**Task directions:** Copy all lines that contain the word "control".

**Data rows:**
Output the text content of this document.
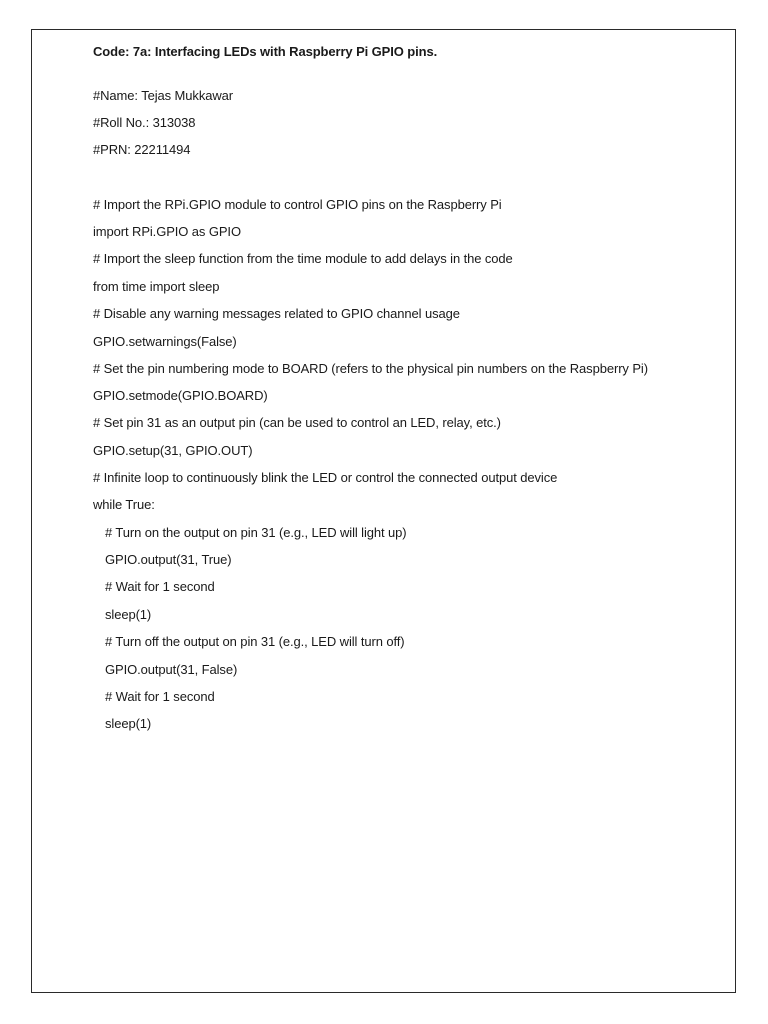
Code: 7a: Interfacing LEDs with Raspberry Pi GPIO pins.
#Name: Tejas Mukkawar
#Roll No.: 313038
#PRN: 22211494
# Import the RPi.GPIO module to control GPIO pins on the Raspberry Pi
import RPi.GPIO as GPIO
# Import the sleep function from the time module to add delays in the code
from time import sleep
# Disable any warning messages related to GPIO channel usage
GPIO.setwarnings(False)
# Set the pin numbering mode to BOARD (refers to the physical pin numbers on the Raspberry Pi)
GPIO.setmode(GPIO.BOARD)
# Set pin 31 as an output pin (can be used to control an LED, relay, etc.)
GPIO.setup(31, GPIO.OUT)
# Infinite loop to continuously blink the LED or control the connected output device
while True:
# Turn on the output on pin 31 (e.g., LED will light up)
GPIO.output(31, True)
# Wait for 1 second
sleep(1)
# Turn off the output on pin 31 (e.g., LED will turn off)
GPIO.output(31, False)
# Wait for 1 second
sleep(1)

**Completed task:**
# Import the RPi.GPIO module to control GPIO pins on the Raspberry Pi
# Set pin 31 as an output pin (can be used to control an LED, relay, etc.)
# Infinite loop to continuously blink the LED or control the connected output device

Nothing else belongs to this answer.